===== EXTRACTED DATA =====

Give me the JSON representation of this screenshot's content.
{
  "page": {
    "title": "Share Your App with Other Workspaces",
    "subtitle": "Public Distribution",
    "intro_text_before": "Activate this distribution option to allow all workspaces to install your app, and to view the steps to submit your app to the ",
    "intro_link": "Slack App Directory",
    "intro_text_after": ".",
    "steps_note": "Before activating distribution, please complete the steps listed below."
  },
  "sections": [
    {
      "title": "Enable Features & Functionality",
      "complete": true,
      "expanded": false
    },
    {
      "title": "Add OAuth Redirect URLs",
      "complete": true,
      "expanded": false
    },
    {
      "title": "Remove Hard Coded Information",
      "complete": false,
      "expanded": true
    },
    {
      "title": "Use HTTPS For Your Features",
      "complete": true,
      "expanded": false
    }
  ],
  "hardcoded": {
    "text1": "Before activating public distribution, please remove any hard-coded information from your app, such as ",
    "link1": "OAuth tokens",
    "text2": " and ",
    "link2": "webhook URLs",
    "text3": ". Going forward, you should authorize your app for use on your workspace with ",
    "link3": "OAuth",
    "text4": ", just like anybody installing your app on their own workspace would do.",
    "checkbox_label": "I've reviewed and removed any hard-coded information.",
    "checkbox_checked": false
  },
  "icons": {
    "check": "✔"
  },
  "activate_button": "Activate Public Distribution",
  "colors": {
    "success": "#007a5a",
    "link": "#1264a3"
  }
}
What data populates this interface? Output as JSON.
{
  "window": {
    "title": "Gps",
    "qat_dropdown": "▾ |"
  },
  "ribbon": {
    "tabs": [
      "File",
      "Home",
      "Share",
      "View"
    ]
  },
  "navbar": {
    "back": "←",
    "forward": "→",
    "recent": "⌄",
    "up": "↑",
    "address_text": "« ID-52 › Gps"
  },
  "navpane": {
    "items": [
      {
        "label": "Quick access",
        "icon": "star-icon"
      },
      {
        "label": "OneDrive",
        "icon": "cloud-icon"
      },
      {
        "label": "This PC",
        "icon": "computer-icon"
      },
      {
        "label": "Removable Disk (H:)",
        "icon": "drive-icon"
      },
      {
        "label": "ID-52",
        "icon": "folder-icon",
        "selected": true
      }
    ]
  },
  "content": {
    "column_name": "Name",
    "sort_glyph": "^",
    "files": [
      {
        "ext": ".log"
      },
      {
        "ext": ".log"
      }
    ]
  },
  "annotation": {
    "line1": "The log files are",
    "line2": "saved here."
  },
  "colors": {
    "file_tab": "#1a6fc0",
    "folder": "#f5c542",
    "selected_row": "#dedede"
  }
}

=====

Copy every line of the records above that contains "Features".

      "title": "Enable Features & Functionality",
      "title": "Use HTTPS For Your Features",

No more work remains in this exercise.